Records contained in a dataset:
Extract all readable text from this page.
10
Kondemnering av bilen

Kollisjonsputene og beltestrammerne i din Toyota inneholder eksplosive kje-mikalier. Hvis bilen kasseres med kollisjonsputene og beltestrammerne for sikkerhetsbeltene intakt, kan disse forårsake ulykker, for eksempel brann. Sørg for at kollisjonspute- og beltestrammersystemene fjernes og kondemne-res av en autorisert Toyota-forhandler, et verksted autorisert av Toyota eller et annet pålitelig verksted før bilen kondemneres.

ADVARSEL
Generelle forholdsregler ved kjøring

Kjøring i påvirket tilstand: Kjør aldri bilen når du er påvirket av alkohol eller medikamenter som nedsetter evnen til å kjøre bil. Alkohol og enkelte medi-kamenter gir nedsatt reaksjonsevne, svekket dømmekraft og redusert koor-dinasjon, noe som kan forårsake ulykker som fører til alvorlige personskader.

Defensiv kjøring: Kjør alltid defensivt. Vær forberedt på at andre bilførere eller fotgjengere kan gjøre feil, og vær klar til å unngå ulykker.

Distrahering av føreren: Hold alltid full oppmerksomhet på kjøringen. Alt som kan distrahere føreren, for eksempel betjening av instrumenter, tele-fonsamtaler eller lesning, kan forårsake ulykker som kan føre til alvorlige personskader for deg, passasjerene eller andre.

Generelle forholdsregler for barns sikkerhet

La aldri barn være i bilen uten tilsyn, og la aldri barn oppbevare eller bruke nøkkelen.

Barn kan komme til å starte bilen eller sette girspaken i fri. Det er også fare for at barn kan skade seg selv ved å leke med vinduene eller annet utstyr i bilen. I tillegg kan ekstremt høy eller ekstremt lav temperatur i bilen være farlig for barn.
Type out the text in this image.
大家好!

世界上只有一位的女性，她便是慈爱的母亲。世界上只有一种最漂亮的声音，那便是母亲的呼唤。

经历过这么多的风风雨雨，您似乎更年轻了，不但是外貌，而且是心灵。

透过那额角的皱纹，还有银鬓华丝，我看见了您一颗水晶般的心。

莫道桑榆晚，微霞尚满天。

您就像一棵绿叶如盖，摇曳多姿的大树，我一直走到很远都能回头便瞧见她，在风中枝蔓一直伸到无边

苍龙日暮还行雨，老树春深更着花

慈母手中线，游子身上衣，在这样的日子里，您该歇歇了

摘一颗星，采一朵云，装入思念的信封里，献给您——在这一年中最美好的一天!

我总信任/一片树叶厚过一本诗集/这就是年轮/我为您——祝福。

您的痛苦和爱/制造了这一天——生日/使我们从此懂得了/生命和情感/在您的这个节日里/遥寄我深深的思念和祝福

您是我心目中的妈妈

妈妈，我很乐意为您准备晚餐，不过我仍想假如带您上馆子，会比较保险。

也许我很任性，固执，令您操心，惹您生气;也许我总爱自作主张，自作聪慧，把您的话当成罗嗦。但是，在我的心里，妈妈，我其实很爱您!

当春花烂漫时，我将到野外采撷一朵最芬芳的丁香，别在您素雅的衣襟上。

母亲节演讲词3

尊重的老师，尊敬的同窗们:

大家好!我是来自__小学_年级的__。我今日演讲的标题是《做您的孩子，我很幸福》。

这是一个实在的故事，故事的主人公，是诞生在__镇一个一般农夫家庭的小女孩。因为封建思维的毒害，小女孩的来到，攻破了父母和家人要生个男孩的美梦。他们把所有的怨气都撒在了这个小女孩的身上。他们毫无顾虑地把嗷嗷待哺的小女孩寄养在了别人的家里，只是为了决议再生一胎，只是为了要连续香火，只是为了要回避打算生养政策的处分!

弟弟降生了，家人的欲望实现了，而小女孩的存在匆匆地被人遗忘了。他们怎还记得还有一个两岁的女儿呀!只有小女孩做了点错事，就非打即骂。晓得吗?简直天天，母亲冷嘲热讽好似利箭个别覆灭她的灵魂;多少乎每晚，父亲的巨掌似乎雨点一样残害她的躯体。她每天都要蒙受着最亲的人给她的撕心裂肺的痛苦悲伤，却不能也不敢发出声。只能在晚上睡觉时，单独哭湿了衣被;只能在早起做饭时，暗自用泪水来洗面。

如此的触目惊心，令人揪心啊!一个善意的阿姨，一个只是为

__Task details__: Reproduce each record exactly as it appears.

__Response__:
Extract all readable text from this page.
10
Kondemnering av bilen

Kollisjonsputene og beltestrammerne i din Toyota inneholder eksplosive kje-mikalier. Hvis bilen kasseres med kollisjonsputene og beltestrammerne for sikkerhetsbeltene intakt, kan disse forårsake ulykker, for eksempel brann. Sørg for at kollisjonspute- og beltestrammersystemene fjernes og kondemne-res av en autorisert Toyota-forhandler, et verksted autorisert av Toyota eller et annet pålitelig verksted før bilen kondemneres.

ADVARSEL
Generelle forholdsregler ved kjøring

Kjøring i påvirket tilstand: Kjør aldri bilen når du er påvirket av alkohol eller medikamenter som nedsetter evnen til å kjøre bil. Alkohol og enkelte medi-kamenter gir nedsatt reaksjonsevne, svekket dømmekraft og redusert koor-dinasjon, noe som kan forårsake ulykker som fører til alvorlige personskader.

Defensiv kjøring: Kjør alltid defensivt. Vær forberedt på at andre bilførere eller fotgjengere kan gjøre feil, og vær klar til å unngå ulykker.

Distrahering av føreren: Hold alltid full oppmerksomhet på kjøringen. Alt som kan distrahere føreren, for eksempel betjening av instrumenter, tele-fonsamtaler eller lesning, kan forårsake ulykker som kan føre til alvorlige personskader for deg, passasjerene eller andre.

Generelle forholdsregler for barns sikkerhet

La aldri barn være i bilen uten tilsyn, og la aldri barn oppbevare eller bruke nøkkelen.

Barn kan komme til å starte bilen eller sette girspaken i fri. Det er også fare for at barn kan skade seg selv ved å leke med vinduene eller annet utstyr i bilen. I tillegg kan ekstremt høy eller ekstremt lav temperatur i bilen være farlig for barn.
Type out the text in this image.
大家好!

世界上只有一位的女性，她便是慈爱的母亲。世界上只有一种最漂亮的声音，那便是母亲的呼唤。

经历过这么多的风风雨雨，您似乎更年轻了，不但是外貌，而且是心灵。

透过那额角的皱纹，还有银鬓华丝，我看见了您一颗水晶般的心。

莫道桑榆晚，微霞尚满天。

您就像一棵绿叶如盖，摇曳多姿的大树，我一直走到很远都能回头便瞧见她，在风中枝蔓一直伸到无边

苍龙日暮还行雨，老树春深更着花

慈母手中线，游子身上衣，在这样的日子里，您该歇歇了

摘一颗星，采一朵云，装入思念的信封里，献给您——在这一年中最美好的一天!

我总信任/一片树叶厚过一本诗集/这就是年轮/我为您——祝福。

您的痛苦和爱/制造了这一天——生日/使我们从此懂得了/生命和情感/在您的这个节日里/遥寄我深深的思念和祝福

您是我心目中的妈妈

妈妈，我很乐意为您准备晚餐，不过我仍想假如带您上馆子，会比较保险。

也许我很任性，固执，令您操心，惹您生气;也许我总爱自作主张，自作聪慧，把您的话当成罗嗦。但是，在我的心里，妈妈，我其实很爱您!

当春花烂漫时，我将到野外采撷一朵最芬芳的丁香，别在您素雅的衣襟上。

母亲节演讲词3

尊重的老师，尊敬的同窗们:

大家好!我是来自__小学_年级的__。我今日演讲的标题是《做您的孩子，我很幸福》。

这是一个实在的故事，故事的主人公，是诞生在__镇一个一般农夫家庭的小女孩。因为封建思维的毒害，小女孩的来到，攻破了父母和家人要生个男孩的美梦。他们把所有的怨气都撒在了这个小女孩的身上。他们毫无顾虑地把嗷嗷待哺的小女孩寄养在了别人的家里，只是为了决议再生一胎，只是为了要连续香火，只是为了要回避打算生养政策的处分!

弟弟降生了，家人的欲望实现了，而小女孩的存在匆匆地被人遗忘了。他们怎还记得还有一个两岁的女儿呀!只有小女孩做了点错事，就非打即骂。晓得吗?简直天天，母亲冷嘲热讽好似利箭个别覆灭她的灵魂;多少乎每晚，父亲的巨掌似乎雨点一样残害她的躯体。她每天都要蒙受着最亲的人给她的撕心裂肺的痛苦悲伤，却不能也不敢发出声。只能在晚上睡觉时，单独哭湿了衣被;只能在早起做饭时，暗自用泪水来洗面。

如此的触目惊心，令人揪心啊!一个善意的阿姨，一个只是为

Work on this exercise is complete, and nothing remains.